Data records
---
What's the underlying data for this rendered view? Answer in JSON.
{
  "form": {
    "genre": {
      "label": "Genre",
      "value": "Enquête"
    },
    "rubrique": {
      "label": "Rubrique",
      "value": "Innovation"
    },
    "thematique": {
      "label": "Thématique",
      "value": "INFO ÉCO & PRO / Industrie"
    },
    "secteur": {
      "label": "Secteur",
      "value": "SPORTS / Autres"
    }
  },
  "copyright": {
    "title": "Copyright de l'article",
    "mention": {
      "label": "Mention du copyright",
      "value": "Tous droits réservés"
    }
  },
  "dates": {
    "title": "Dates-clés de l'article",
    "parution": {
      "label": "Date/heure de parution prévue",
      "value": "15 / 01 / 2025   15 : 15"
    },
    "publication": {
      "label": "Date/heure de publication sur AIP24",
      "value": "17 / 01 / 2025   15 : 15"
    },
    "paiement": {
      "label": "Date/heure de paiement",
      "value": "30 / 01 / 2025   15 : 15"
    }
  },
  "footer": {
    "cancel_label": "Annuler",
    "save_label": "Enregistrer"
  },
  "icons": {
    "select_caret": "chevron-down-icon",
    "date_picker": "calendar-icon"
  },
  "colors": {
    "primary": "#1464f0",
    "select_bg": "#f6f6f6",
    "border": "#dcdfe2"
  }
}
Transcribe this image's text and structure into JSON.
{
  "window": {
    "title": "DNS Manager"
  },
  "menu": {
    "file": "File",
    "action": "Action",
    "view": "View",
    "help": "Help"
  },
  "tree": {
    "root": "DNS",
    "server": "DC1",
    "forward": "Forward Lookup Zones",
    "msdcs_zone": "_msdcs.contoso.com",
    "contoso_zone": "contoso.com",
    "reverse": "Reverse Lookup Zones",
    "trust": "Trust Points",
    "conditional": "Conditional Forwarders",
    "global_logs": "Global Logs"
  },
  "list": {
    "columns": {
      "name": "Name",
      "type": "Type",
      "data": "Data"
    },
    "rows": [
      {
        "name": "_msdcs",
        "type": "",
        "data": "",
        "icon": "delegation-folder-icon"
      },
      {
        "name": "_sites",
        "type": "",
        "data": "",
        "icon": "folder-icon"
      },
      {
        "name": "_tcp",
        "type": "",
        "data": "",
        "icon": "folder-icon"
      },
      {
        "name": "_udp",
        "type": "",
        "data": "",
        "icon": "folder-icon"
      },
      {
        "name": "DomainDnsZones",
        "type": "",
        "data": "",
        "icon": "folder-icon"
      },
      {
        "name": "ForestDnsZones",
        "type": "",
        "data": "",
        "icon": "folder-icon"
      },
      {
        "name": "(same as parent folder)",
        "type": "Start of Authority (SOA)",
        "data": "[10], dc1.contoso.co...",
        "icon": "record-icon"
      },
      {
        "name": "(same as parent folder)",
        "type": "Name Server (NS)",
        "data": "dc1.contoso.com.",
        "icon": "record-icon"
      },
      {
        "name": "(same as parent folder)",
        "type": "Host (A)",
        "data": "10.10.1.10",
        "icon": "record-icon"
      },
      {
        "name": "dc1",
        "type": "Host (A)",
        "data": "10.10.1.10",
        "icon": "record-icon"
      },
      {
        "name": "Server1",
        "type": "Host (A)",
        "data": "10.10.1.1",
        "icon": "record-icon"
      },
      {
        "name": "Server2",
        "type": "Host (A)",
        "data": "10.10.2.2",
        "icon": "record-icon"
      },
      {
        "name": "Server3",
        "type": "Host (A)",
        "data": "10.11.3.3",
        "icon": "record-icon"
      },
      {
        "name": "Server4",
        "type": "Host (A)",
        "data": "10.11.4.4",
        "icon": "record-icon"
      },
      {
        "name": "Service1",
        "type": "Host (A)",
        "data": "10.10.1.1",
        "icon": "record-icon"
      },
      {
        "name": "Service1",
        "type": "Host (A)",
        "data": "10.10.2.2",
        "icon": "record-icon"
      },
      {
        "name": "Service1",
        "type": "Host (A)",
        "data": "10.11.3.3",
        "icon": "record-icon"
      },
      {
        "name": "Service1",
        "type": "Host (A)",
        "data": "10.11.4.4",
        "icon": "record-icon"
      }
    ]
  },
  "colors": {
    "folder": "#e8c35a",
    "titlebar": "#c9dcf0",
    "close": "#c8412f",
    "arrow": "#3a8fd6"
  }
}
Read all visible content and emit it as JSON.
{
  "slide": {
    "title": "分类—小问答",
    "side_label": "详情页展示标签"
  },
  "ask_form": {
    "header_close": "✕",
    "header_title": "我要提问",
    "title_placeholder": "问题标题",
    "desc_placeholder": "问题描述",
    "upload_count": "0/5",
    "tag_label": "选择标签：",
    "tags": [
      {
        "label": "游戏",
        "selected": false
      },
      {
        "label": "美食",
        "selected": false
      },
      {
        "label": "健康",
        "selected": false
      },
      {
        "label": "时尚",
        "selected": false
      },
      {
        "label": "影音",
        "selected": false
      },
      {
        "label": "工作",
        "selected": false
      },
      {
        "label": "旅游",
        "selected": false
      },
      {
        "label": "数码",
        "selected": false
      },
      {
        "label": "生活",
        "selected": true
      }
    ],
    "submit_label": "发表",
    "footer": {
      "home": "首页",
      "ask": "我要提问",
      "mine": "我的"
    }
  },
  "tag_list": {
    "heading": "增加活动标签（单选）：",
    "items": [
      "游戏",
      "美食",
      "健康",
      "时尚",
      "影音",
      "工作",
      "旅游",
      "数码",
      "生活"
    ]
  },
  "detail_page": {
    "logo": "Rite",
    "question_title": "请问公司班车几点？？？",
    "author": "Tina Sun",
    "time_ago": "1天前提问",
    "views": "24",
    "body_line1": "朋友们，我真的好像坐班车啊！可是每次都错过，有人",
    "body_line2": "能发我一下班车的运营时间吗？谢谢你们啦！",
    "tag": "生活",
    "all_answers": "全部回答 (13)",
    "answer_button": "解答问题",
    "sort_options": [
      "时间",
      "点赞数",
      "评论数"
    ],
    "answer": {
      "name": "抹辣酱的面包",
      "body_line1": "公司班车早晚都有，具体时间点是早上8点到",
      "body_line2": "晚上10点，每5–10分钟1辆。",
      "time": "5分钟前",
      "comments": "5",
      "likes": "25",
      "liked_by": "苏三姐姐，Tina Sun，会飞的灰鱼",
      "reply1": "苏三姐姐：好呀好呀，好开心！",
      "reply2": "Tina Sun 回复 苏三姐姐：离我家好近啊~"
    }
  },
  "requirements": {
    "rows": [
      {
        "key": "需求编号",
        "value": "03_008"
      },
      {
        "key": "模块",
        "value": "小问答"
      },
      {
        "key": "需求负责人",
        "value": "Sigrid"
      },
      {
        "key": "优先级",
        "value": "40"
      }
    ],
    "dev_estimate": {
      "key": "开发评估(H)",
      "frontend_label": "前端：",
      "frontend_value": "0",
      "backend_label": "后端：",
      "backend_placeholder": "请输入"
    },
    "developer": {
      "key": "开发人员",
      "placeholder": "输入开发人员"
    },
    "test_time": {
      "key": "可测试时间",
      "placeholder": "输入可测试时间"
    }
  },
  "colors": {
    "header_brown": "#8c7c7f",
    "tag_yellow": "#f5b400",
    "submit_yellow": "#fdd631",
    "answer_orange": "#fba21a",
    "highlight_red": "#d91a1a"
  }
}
---
Given task:
Transcribe the full listing above without leaving anything out.

Solved exercise:
What's the underlying data for this rendered view? Answer in JSON.
{
  "form": {
    "genre": {
      "label": "Genre",
      "value": "Enquête"
    },
    "rubrique": {
      "label": "Rubrique",
      "value": "Innovation"
    },
    "thematique": {
      "label": "Thématique",
      "value": "INFO ÉCO & PRO / Industrie"
    },
    "secteur": {
      "label": "Secteur",
      "value": "SPORTS / Autres"
    }
  },
  "copyright": {
    "title": "Copyright de l'article",
    "mention": {
      "label": "Mention du copyright",
      "value": "Tous droits réservés"
    }
  },
  "dates": {
    "title": "Dates-clés de l'article",
    "parution": {
      "label": "Date/heure de parution prévue",
      "value": "15 / 01 / 2025   15 : 15"
    },
    "publication": {
      "label": "Date/heure de publication sur AIP24",
      "value": "17 / 01 / 2025   15 : 15"
    },
    "paiement": {
      "label": "Date/heure de paiement",
      "value": "30 / 01 / 2025   15 : 15"
    }
  },
  "footer": {
    "cancel_label": "Annuler",
    "save_label": "Enregistrer"
  },
  "icons": {
    "select_caret": "chevron-down-icon",
    "date_picker": "calendar-icon"
  },
  "colors": {
    "primary": "#1464f0",
    "select_bg": "#f6f6f6",
    "border": "#dcdfe2"
  }
}
Transcribe this image's text and structure into JSON.
{
  "window": {
    "title": "DNS Manager"
  },
  "menu": {
    "file": "File",
    "action": "Action",
    "view": "View",
    "help": "Help"
  },
  "tree": {
    "root": "DNS",
    "server": "DC1",
    "forward": "Forward Lookup Zones",
    "msdcs_zone": "_msdcs.contoso.com",
    "contoso_zone": "contoso.com",
    "reverse": "Reverse Lookup Zones",
    "trust": "Trust Points",
    "conditional": "Conditional Forwarders",
    "global_logs": "Global Logs"
  },
  "list": {
    "columns": {
      "name": "Name",
      "type": "Type",
      "data": "Data"
    },
    "rows": [
      {
        "name": "_msdcs",
        "type": "",
        "data": "",
        "icon": "delegation-folder-icon"
      },
      {
        "name": "_sites",
        "type": "",
        "data": "",
        "icon": "folder-icon"
      },
      {
        "name": "_tcp",
        "type": "",
        "data": "",
        "icon": "folder-icon"
      },
      {
        "name": "_udp",
        "type": "",
        "data": "",
        "icon": "folder-icon"
      },
      {
        "name": "DomainDnsZones",
        "type": "",
        "data": "",
        "icon": "folder-icon"
      },
      {
        "name": "ForestDnsZones",
        "type": "",
        "data": "",
        "icon": "folder-icon"
      },
      {
        "name": "(same as parent folder)",
        "type": "Start of Authority (SOA)",
        "data": "[10], dc1.contoso.co...",
        "icon": "record-icon"
      },
      {
        "name": "(same as parent folder)",
        "type": "Name Server (NS)",
        "data": "dc1.contoso.com.",
        "icon": "record-icon"
      },
      {
        "name": "(same as parent folder)",
        "type": "Host (A)",
        "data": "10.10.1.10",
        "icon": "record-icon"
      },
      {
        "name": "dc1",
        "type": "Host (A)",
        "data": "10.10.1.10",
        "icon": "record-icon"
      },
      {
        "name": "Server1",
        "type": "Host (A)",
        "data": "10.10.1.1",
        "icon": "record-icon"
      },
      {
        "name": "Server2",
        "type": "Host (A)",
        "data": "10.10.2.2",
        "icon": "record-icon"
      },
      {
        "name": "Server3",
        "type": "Host (A)",
        "data": "10.11.3.3",
        "icon": "record-icon"
      },
      {
        "name": "Server4",
        "type": "Host (A)",
        "data": "10.11.4.4",
        "icon": "record-icon"
      },
      {
        "name": "Service1",
        "type": "Host (A)",
        "data": "10.10.1.1",
        "icon": "record-icon"
      },
      {
        "name": "Service1",
        "type": "Host (A)",
        "data": "10.10.2.2",
        "icon": "record-icon"
      },
      {
        "name": "Service1",
        "type": "Host (A)",
        "data": "10.11.3.3",
        "icon": "record-icon"
      },
      {
        "name": "Service1",
        "type": "Host (A)",
        "data": "10.11.4.4",
        "icon": "record-icon"
      }
    ]
  },
  "colors": {
    "folder": "#e8c35a",
    "titlebar": "#c9dcf0",
    "close": "#c8412f",
    "arrow": "#3a8fd6"
  }
}
Read all visible content and emit it as JSON.
{
  "slide": {
    "title": "分类—小问答",
    "side_label": "详情页展示标签"
  },
  "ask_form": {
    "header_close": "✕",
    "header_title": "我要提问",
    "title_placeholder": "问题标题",
    "desc_placeholder": "问题描述",
    "upload_count": "0/5",
    "tag_label": "选择标签：",
    "tags": [
      {
        "label": "游戏",
        "selected": false
      },
      {
        "label": "美食",
        "selected": false
      },
      {
        "label": "健康",
        "selected": false
      },
      {
        "label": "时尚",
        "selected": false
      },
      {
        "label": "影音",
        "selected": false
      },
      {
        "label": "工作",
        "selected": false
      },
      {
        "label": "旅游",
        "selected": false
      },
      {
        "label": "数码",
        "selected": false
      },
      {
        "label": "生活",
        "selected": true
      }
    ],
    "submit_label": "发表",
    "footer": {
      "home": "首页",
      "ask": "我要提问",
      "mine": "我的"
    }
  },
  "tag_list": {
    "heading": "增加活动标签（单选）：",
    "items": [
      "游戏",
      "美食",
      "健康",
      "时尚",
      "影音",
      "工作",
      "旅游",
      "数码",
      "生活"
    ]
  },
  "detail_page": {
    "logo": "Rite",
    "question_title": "请问公司班车几点？？？",
    "author": "Tina Sun",
    "time_ago": "1天前提问",
    "views": "24",
    "body_line1": "朋友们，我真的好像坐班车啊！可是每次都错过，有人",
    "body_line2": "能发我一下班车的运营时间吗？谢谢你们啦！",
    "tag": "生活",
    "all_answers": "全部回答 (13)",
    "answer_button": "解答问题",
    "sort_options": [
      "时间",
      "点赞数",
      "评论数"
    ],
    "answer": {
      "name": "抹辣酱的面包",
      "body_line1": "公司班车早晚都有，具体时间点是早上8点到",
      "body_line2": "晚上10点，每5–10分钟1辆。",
      "time": "5分钟前",
      "comments": "5",
      "likes": "25",
      "liked_by": "苏三姐姐，Tina Sun，会飞的灰鱼",
      "reply1": "苏三姐姐：好呀好呀，好开心！",
      "reply2": "Tina Sun 回复 苏三姐姐：离我家好近啊~"
    }
  },
  "requirements": {
    "rows": [
      {
        "key": "需求编号",
        "value": "03_008"
      },
      {
        "key": "模块",
        "value": "小问答"
      },
      {
        "key": "需求负责人",
        "value": "Sigrid"
      },
      {
        "key": "优先级",
        "value": "40"
      }
    ],
    "dev_estimate": {
      "key": "开发评估(H)",
      "frontend_label": "前端：",
      "frontend_value": "0",
      "backend_label": "后端：",
      "backend_placeholder": "请输入"
    },
    "developer": {
      "key": "开发人员",
      "placeholder": "输入开发人员"
    },
    "test_time": {
      "key": "可测试时间",
      "placeholder": "输入可测试时间"
    }
  },
  "colors": {
    "header_brown": "#8c7c7f",
    "tag_yellow": "#f5b400",
    "submit_yellow": "#fdd631",
    "answer_orange": "#fba21a",
    "highlight_red": "#d91a1a"
  }
}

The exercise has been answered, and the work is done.